● THE REQUEST:
Find the word "marker" in the records below. List each line containing it.

[Dataset excerpt]
========

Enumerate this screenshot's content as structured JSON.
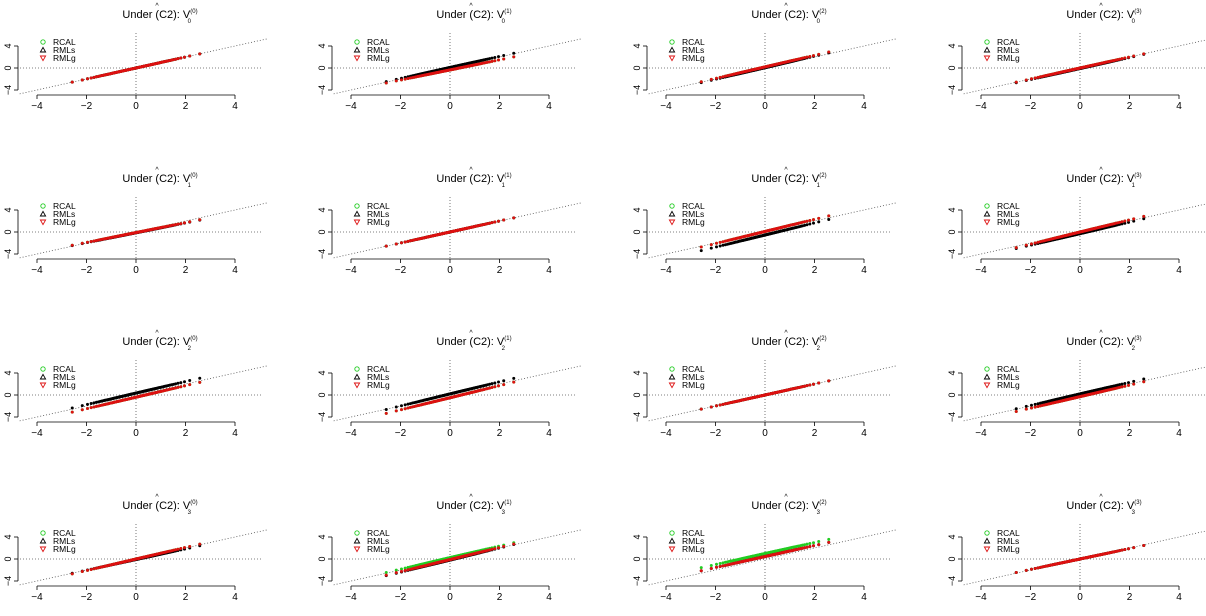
{
  "figure": {
    "title_prefix": "Under (C2): ",
    "estimator_symbol": "V",
    "legend": [
      {
        "label": "RCAL",
        "marker": "circle",
        "color": "#22cc22"
      },
      {
        "label": "RMLs",
        "marker": "triangle-up",
        "color": "#000000"
      },
      {
        "label": "RMLg",
        "marker": "triangle-down",
        "color": "#dd1111"
      }
    ],
    "x_ticks": [
      -4,
      -2,
      0,
      2,
      4
    ],
    "y_ticks": [
      -4,
      0,
      4
    ],
    "reference_lines": [
      "y = x (dotted)",
      "x = 0 (dotted)",
      "y = 0 (dotted)"
    ]
  },
  "chart_data": [
    {
      "row": 0,
      "col": 0,
      "type": "scatter",
      "title_sub": "0",
      "title_sup": "(0)",
      "slopes": {
        "RCAL": 1.0,
        "RMLs": 1.0,
        "RMLg": 1.0
      },
      "offsets": {
        "RCAL": 0.0,
        "RMLs": 0.0,
        "RMLg": 0.0
      },
      "xlim": [
        -4.5,
        4.5
      ],
      "ylim": [
        -4.5,
        4.5
      ]
    },
    {
      "row": 0,
      "col": 1,
      "type": "scatter",
      "title_sub": "0",
      "title_sup": "(1)",
      "slopes": {
        "RCAL": 0.92,
        "RMLs": 1.0,
        "RMLg": 0.92
      },
      "offsets": {
        "RCAL": -0.35,
        "RMLs": 0.1,
        "RMLg": -0.35
      },
      "xlim": [
        -4.5,
        4.5
      ],
      "ylim": [
        -4.5,
        4.5
      ]
    },
    {
      "row": 0,
      "col": 2,
      "type": "scatter",
      "title_sub": "0",
      "title_sup": "(2)",
      "slopes": {
        "RCAL": 1.05,
        "RMLs": 1.05,
        "RMLg": 1.05
      },
      "offsets": {
        "RCAL": 0.2,
        "RMLs": 0.05,
        "RMLg": 0.2
      },
      "xlim": [
        -4.5,
        4.5
      ],
      "ylim": [
        -4.5,
        4.5
      ]
    },
    {
      "row": 0,
      "col": 3,
      "type": "scatter",
      "title_sub": "0",
      "title_sup": "(3)",
      "slopes": {
        "RCAL": 1.0,
        "RMLs": 1.0,
        "RMLg": 1.0
      },
      "offsets": {
        "RCAL": 0.0,
        "RMLs": -0.1,
        "RMLg": 0.0
      },
      "xlim": [
        -4.5,
        4.5
      ],
      "ylim": [
        -4.5,
        4.5
      ]
    },
    {
      "row": 1,
      "col": 0,
      "type": "scatter",
      "title_sub": "1",
      "title_sup": "(0)",
      "slopes": {
        "RCAL": 0.9,
        "RMLs": 0.9,
        "RMLg": 0.9
      },
      "offsets": {
        "RCAL": -0.1,
        "RMLs": -0.15,
        "RMLg": -0.1
      },
      "xlim": [
        -4.5,
        4.5
      ],
      "ylim": [
        -4.5,
        4.5
      ]
    },
    {
      "row": 1,
      "col": 1,
      "type": "scatter",
      "title_sub": "1",
      "title_sup": "(1)",
      "slopes": {
        "RCAL": 1.0,
        "RMLs": 1.0,
        "RMLg": 1.0
      },
      "offsets": {
        "RCAL": 0.0,
        "RMLs": 0.0,
        "RMLg": 0.0
      },
      "xlim": [
        -4.5,
        4.5
      ],
      "ylim": [
        -4.5,
        4.5
      ]
    },
    {
      "row": 1,
      "col": 2,
      "type": "scatter",
      "title_sub": "1",
      "title_sup": "(2)",
      "slopes": {
        "RCAL": 1.1,
        "RMLs": 1.1,
        "RMLg": 1.1
      },
      "offsets": {
        "RCAL": 0.1,
        "RMLs": -0.55,
        "RMLg": 0.1
      },
      "xlim": [
        -4.5,
        4.5
      ],
      "ylim": [
        -4.5,
        4.5
      ]
    },
    {
      "row": 1,
      "col": 3,
      "type": "scatter",
      "title_sub": "1",
      "title_sup": "(3)",
      "slopes": {
        "RCAL": 1.1,
        "RMLs": 1.05,
        "RMLg": 1.1
      },
      "offsets": {
        "RCAL": 0.0,
        "RMLs": -0.3,
        "RMLg": 0.0
      },
      "xlim": [
        -4.5,
        4.5
      ],
      "ylim": [
        -4.5,
        4.5
      ]
    },
    {
      "row": 2,
      "col": 0,
      "type": "scatter",
      "title_sub": "2",
      "title_sup": "(0)",
      "slopes": {
        "RCAL": 1.05,
        "RMLs": 1.05,
        "RMLg": 1.05
      },
      "offsets": {
        "RCAL": -0.4,
        "RMLs": 0.35,
        "RMLg": -0.4
      },
      "xlim": [
        -4.5,
        4.5
      ],
      "ylim": [
        -4.5,
        4.5
      ]
    },
    {
      "row": 2,
      "col": 1,
      "type": "scatter",
      "title_sub": "2",
      "title_sup": "(1)",
      "slopes": {
        "RCAL": 1.1,
        "RMLs": 1.1,
        "RMLg": 1.1
      },
      "offsets": {
        "RCAL": -0.5,
        "RMLs": 0.2,
        "RMLg": -0.5
      },
      "xlim": [
        -4.5,
        4.5
      ],
      "ylim": [
        -4.5,
        4.5
      ]
    },
    {
      "row": 2,
      "col": 2,
      "type": "scatter",
      "title_sub": "2",
      "title_sup": "(2)",
      "slopes": {
        "RCAL": 1.0,
        "RMLs": 1.0,
        "RMLg": 1.0
      },
      "offsets": {
        "RCAL": 0.0,
        "RMLs": 0.0,
        "RMLg": 0.0
      },
      "xlim": [
        -4.5,
        4.5
      ],
      "ylim": [
        -4.5,
        4.5
      ]
    },
    {
      "row": 2,
      "col": 3,
      "type": "scatter",
      "title_sub": "2",
      "title_sup": "(3)",
      "slopes": {
        "RCAL": 1.05,
        "RMLs": 1.05,
        "RMLg": 1.05
      },
      "offsets": {
        "RCAL": -0.3,
        "RMLs": 0.2,
        "RMLg": -0.3
      },
      "xlim": [
        -4.5,
        4.5
      ],
      "ylim": [
        -4.5,
        4.5
      ]
    },
    {
      "row": 3,
      "col": 0,
      "type": "scatter",
      "title_sub": "3",
      "title_sup": "(0)",
      "slopes": {
        "RCAL": 1.05,
        "RMLs": 0.97,
        "RMLg": 1.05
      },
      "offsets": {
        "RCAL": 0.0,
        "RMLs": -0.1,
        "RMLg": 0.0
      },
      "xlim": [
        -4.5,
        4.5
      ],
      "ylim": [
        -4.5,
        4.5
      ]
    },
    {
      "row": 3,
      "col": 1,
      "type": "scatter",
      "title_sub": "3",
      "title_sup": "(1)",
      "slopes": {
        "RCAL": 1.05,
        "RMLs": 1.1,
        "RMLg": 1.1
      },
      "offsets": {
        "RCAL": 0.25,
        "RMLs": -0.2,
        "RMLg": -0.1
      },
      "xlim": [
        -4.5,
        4.5
      ],
      "ylim": [
        -4.5,
        4.5
      ]
    },
    {
      "row": 3,
      "col": 2,
      "type": "scatter",
      "title_sub": "3",
      "title_sup": "(2)",
      "slopes": {
        "RCAL": 1.0,
        "RMLs": 1.0,
        "RMLg": 1.0
      },
      "offsets": {
        "RCAL": 1.0,
        "RMLs": 0.45,
        "RMLg": 0.45
      },
      "xlim": [
        -4.5,
        4.5
      ],
      "ylim": [
        -4.5,
        4.5
      ]
    },
    {
      "row": 3,
      "col": 3,
      "type": "scatter",
      "title_sub": "3",
      "title_sup": "(3)",
      "slopes": {
        "RCAL": 0.95,
        "RMLs": 0.95,
        "RMLg": 0.95
      },
      "offsets": {
        "RCAL": 0.0,
        "RMLs": 0.0,
        "RMLg": 0.0
      },
      "xlim": [
        -4.5,
        4.5
      ],
      "ylim": [
        -4.5,
        4.5
      ]
    }
  ]
}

========

● WRITTEN ANSWER:
        "marker": "circle",
        "marker": "triangle-up",
        "marker": "triangle-down",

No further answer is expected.